[GIVEN RECORDS — start]

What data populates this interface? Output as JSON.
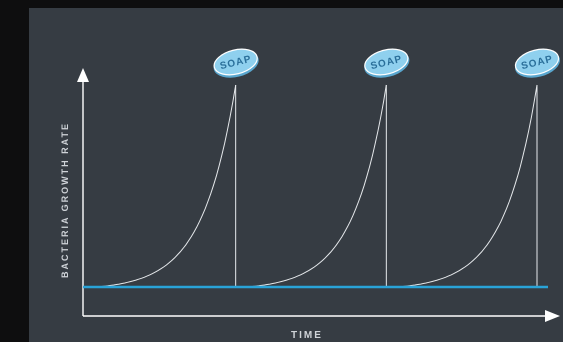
{
  "chart_data": {
    "type": "line",
    "xlabel": "TIME",
    "ylabel": "BACTERIA GROWTH RATE",
    "xlim": [
      0,
      3
    ],
    "ylim": [
      0,
      1
    ],
    "grid": false,
    "baseline": {
      "y": 0
    },
    "series": [
      {
        "kind": "exponential-rise",
        "start": 0.08,
        "end": 1.0,
        "peak": 1.0
      },
      {
        "kind": "exponential-rise",
        "start": 1.08,
        "end": 2.0,
        "peak": 1.0
      },
      {
        "kind": "exponential-rise",
        "start": 2.08,
        "end": 3.0,
        "peak": 1.0
      }
    ],
    "annotations": [
      {
        "x": 1.0,
        "label": "SOAP",
        "icon": "soap-bar-icon"
      },
      {
        "x": 2.0,
        "label": "SOAP",
        "icon": "soap-bar-icon"
      },
      {
        "x": 3.0,
        "label": "SOAP",
        "icon": "soap-bar-icon"
      }
    ],
    "colors": {
      "panel": "#363c43",
      "outer": "#0e0e0f",
      "axis": "#ffffff",
      "curve": "#e6e9ec",
      "baseline": "#29a3d8",
      "soap_fill": "#8fd0ee",
      "soap_text": "#2a6f9a",
      "label": "#cfd3d8"
    }
  }
}
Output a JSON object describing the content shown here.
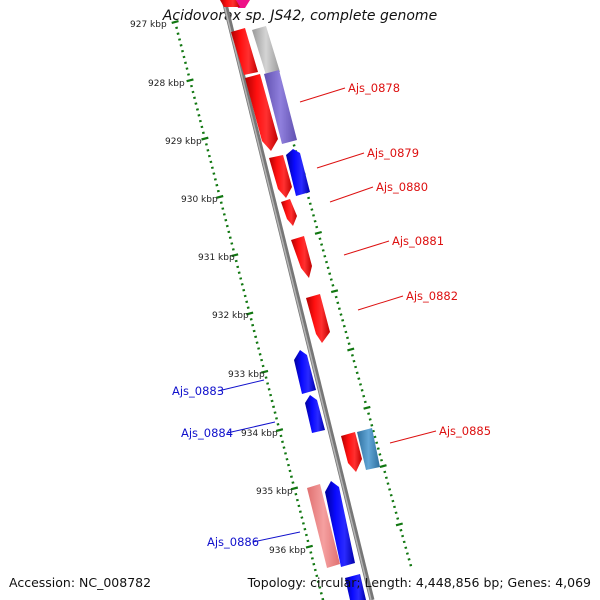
{
  "title": "Acidovorax sp. JS42, complete genome",
  "footer": {
    "accession": "Accession: NC_008782",
    "summary": "Topology: circular; Length: 4,448,856 bp; Genes: 4,069"
  },
  "ruler": {
    "tick_labels": [
      "927 kbp",
      "928 kbp",
      "929 kbp",
      "930 kbp",
      "931 kbp",
      "932 kbp",
      "933 kbp",
      "934 kbp",
      "935 kbp",
      "936 kbp"
    ]
  },
  "genes": [
    {
      "name": "Ajs_0878",
      "color": "#dd1111"
    },
    {
      "name": "Ajs_0879",
      "color": "#dd1111"
    },
    {
      "name": "Ajs_0880",
      "color": "#dd1111"
    },
    {
      "name": "Ajs_0881",
      "color": "#dd1111"
    },
    {
      "name": "Ajs_0882",
      "color": "#dd1111"
    },
    {
      "name": "Ajs_0883",
      "color": "#1111cc"
    },
    {
      "name": "Ajs_0884",
      "color": "#1111cc"
    },
    {
      "name": "Ajs_0885",
      "color": "#dd1111"
    },
    {
      "name": "Ajs_0886",
      "color": "#1111cc"
    }
  ],
  "colors": {
    "forward_strand": "#ff0000",
    "reverse_strand": "#0000ee",
    "ruler_ticks": "#117711",
    "backbone": "#888888",
    "feature_light_red": "#f08a8a",
    "feature_purple": "#8070cc",
    "feature_steel_blue": "#4a8fc0",
    "feature_grey": "#bbbbbb"
  }
}
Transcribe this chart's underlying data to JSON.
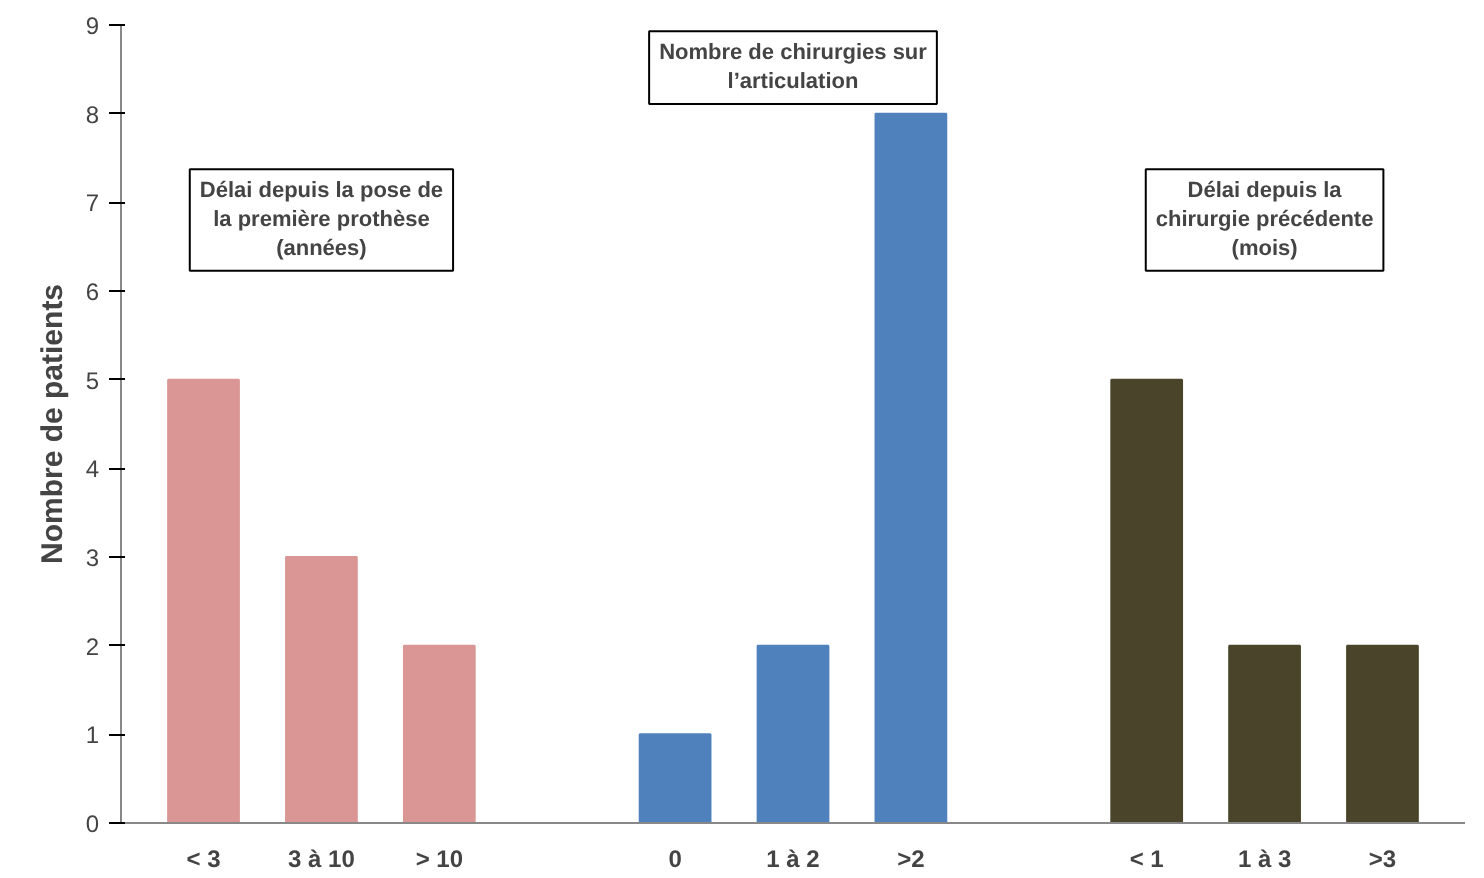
{
  "chart_data": {
    "type": "bar",
    "ylabel": "Nombre de patients",
    "categories": [
      "< 3",
      "3 à 10",
      "> 10",
      null,
      "0",
      "1 à 2",
      ">2",
      null,
      "< 1",
      "1 à 3",
      ">3"
    ],
    "values": [
      5,
      3,
      2,
      null,
      1,
      2,
      8,
      null,
      5,
      2,
      2
    ],
    "colors": [
      "#d99694",
      "#d99694",
      "#d99694",
      null,
      "#4f81bd",
      "#4f81bd",
      "#4f81bd",
      null,
      "#4a452a",
      "#4a452a",
      "#4a452a"
    ],
    "ylim": [
      0,
      9
    ],
    "yticks": [
      0,
      1,
      2,
      3,
      4,
      5,
      6,
      7,
      8,
      9
    ],
    "grid": false,
    "annotations": [
      "Délai depuis la pose de\nla première prothèse\n(années)",
      "Nombre de chirurgies sur\nl’articulation",
      "Délai depuis la\nchirurgie précédente\n(mois)"
    ]
  }
}
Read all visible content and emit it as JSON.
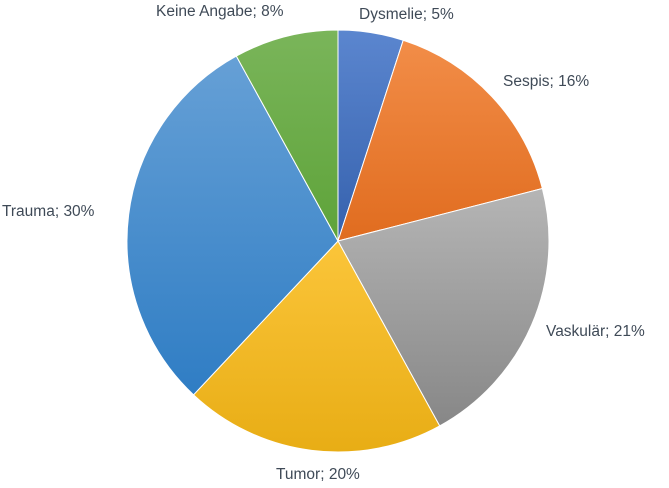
{
  "chart_data": {
    "type": "pie",
    "title": "",
    "start_angle_deg": 0,
    "direction": "clockwise",
    "slices": [
      {
        "category": "Dysmelie",
        "value": 5,
        "label": "Dysmelie; 5%",
        "color": "#4472c4",
        "color_light": "#5b86cf",
        "color_dark": "#3561ad"
      },
      {
        "category": "Sespis",
        "value": 16,
        "label": "Sespis; 16%",
        "color": "#ed7d31",
        "color_light": "#f28d48",
        "color_dark": "#e06c1f"
      },
      {
        "category": "Vaskulär",
        "value": 21,
        "label": "Vaskulär; 21%",
        "color": "#a5a5a5",
        "color_light": "#b5b5b5",
        "color_dark": "#878787"
      },
      {
        "category": "Tumor",
        "value": 20,
        "label": "Tumor; 20%",
        "color": "#ffc000",
        "color_light": "#fbc53a",
        "color_dark": "#e8ad15"
      },
      {
        "category": "Trauma",
        "value": 30,
        "label": "Trauma; 30%",
        "color": "#5b9bd5",
        "color_light": "#66a0d6",
        "color_dark": "#2f7dc4"
      },
      {
        "category": "Keine Angabe",
        "value": 8,
        "label": "Keine Angabe; 8%",
        "color": "#70ad47",
        "color_light": "#7ab55a",
        "color_dark": "#5ea339"
      }
    ]
  }
}
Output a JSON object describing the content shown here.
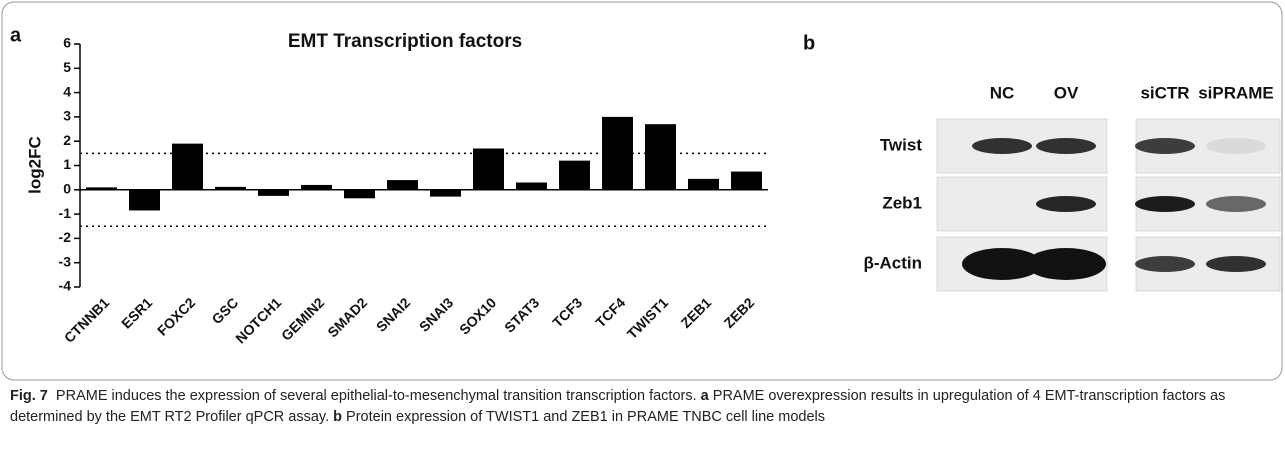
{
  "chart_data": {
    "type": "bar",
    "panel_label": "a",
    "title": "EMT Transcription factors",
    "y_label": "log2FC",
    "categories": [
      "CTNNB1",
      "ESR1",
      "FOXC2",
      "GSC",
      "NOTCH1",
      "GEMIN2",
      "SMAD2",
      "SNAI2",
      "SNAI3",
      "SOX10",
      "STAT3",
      "TCF3",
      "TCF4",
      "TWIST1",
      "ZEB1",
      "ZEB2"
    ],
    "values": [
      0.1,
      -0.85,
      1.9,
      0.12,
      -0.25,
      0.2,
      -0.35,
      0.4,
      -0.28,
      1.7,
      0.3,
      1.2,
      3.0,
      2.7,
      0.45,
      0.75
    ],
    "color": "#000000",
    "ylim": [
      -4,
      6
    ],
    "yticks": [
      -4,
      -3,
      -2,
      -1,
      0,
      1,
      2,
      3,
      4,
      5,
      6
    ],
    "reference_lines": [
      1.5,
      -1.5
    ],
    "grid": false
  },
  "blot": {
    "panel_label": "b",
    "lanes": [
      "NC",
      "OV",
      "siCTR",
      "siPRAME"
    ],
    "rows": [
      "Twist",
      "Zeb1",
      "β-Actin"
    ]
  },
  "caption": [
    {
      "text": "Fig. 7",
      "bold": true
    },
    {
      "text": "  PRAME induces the expression of several epithelial-to-mesenchymal transition transcription factors. ",
      "bold": false
    },
    {
      "text": "a",
      "bold": true
    },
    {
      "text": " PRAME overexpression results in upregulation of 4 EMT-transcription factors as determined by the EMT RT2 Profiler qPCR assay. ",
      "bold": false
    },
    {
      "text": "b",
      "bold": true
    },
    {
      "text": " Protein expression of TWIST1 and ZEB1 in PRAME TNBC cell line models",
      "bold": false
    }
  ]
}
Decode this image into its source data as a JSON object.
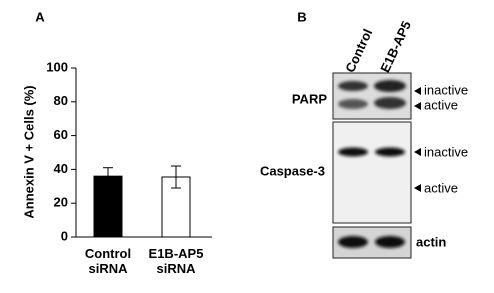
{
  "chart_data": {
    "type": "bar",
    "panel_label": "A",
    "ylabel": "Annexin V + Cells (%)",
    "categories": [
      "Control siRNA",
      "E1B-AP5 siRNA"
    ],
    "values": [
      36,
      35.5
    ],
    "errors": [
      5,
      6.5
    ],
    "colors": [
      "#000000",
      "#ffffff"
    ],
    "ylim": [
      0,
      100
    ],
    "yticks": [
      0,
      20,
      40,
      60,
      80,
      100
    ],
    "grid": false
  },
  "blot": {
    "panel_label": "B",
    "lanes": [
      "Control",
      "E1B-AP5"
    ],
    "rows": [
      {
        "label": "PARP",
        "bands": [
          "inactive",
          "active"
        ]
      },
      {
        "label": "Caspase-3",
        "bands": [
          "inactive",
          "active"
        ]
      },
      {
        "label": "actin"
      }
    ]
  }
}
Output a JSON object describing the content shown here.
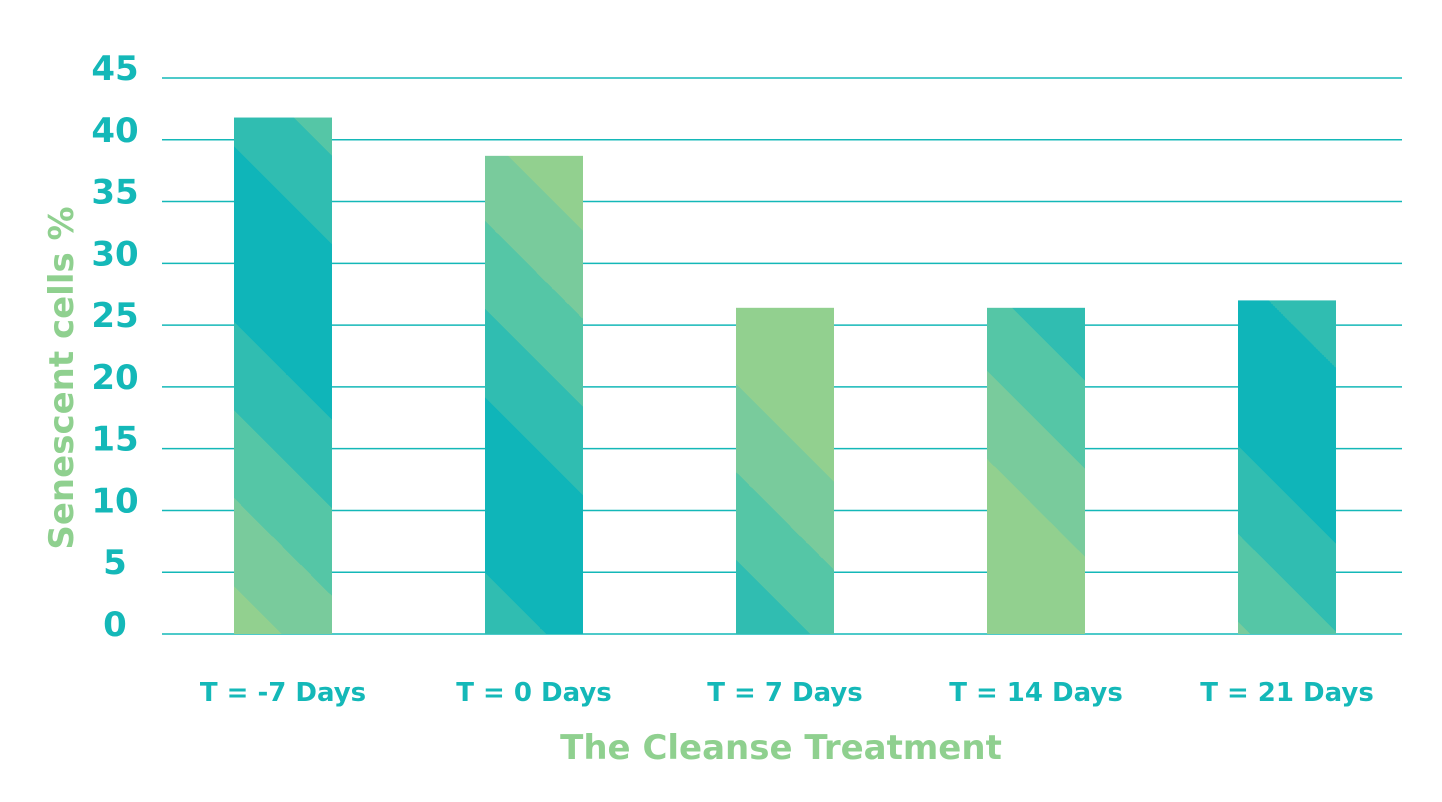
{
  "chart_data": {
    "type": "bar",
    "categories": [
      "T = -7 Days",
      "T = 0 Days",
      "T = 7 Days",
      "T = 14 Days",
      "T = 21 Days"
    ],
    "values": [
      41.8,
      38.7,
      26.4,
      26.4,
      27.0
    ],
    "title": "",
    "xlabel": "The Cleanse Treatment",
    "ylabel": "Senescent cells %",
    "ylim": [
      0,
      45
    ],
    "yticks": [
      "0",
      "5",
      "10",
      "15",
      "20",
      "25",
      "30",
      "35",
      "40",
      "45"
    ],
    "grid": true,
    "legend": "none"
  },
  "colors": {
    "tick_text": "#14b8b8",
    "axis_title": "#8fd08f",
    "grid": "#14b8b8",
    "bar_stripes": [
      "#0fb5b9",
      "#30bdb1",
      "#55c6a6",
      "#79cb9c",
      "#92d08f"
    ]
  }
}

[GIVEN RECORDS — finish]

▶ **ABOUT THIS EXERCISE**
Go line by line through the data and copy any that contain "category".

▶ **RESPONSE TO THIS TASK**
        "category": "Dysmelie",
        "category": "Sespis",
        "category": "Vaskulär",
        "category": "Tumor",
        "category": "Trauma",
        "category": "Keine Angabe",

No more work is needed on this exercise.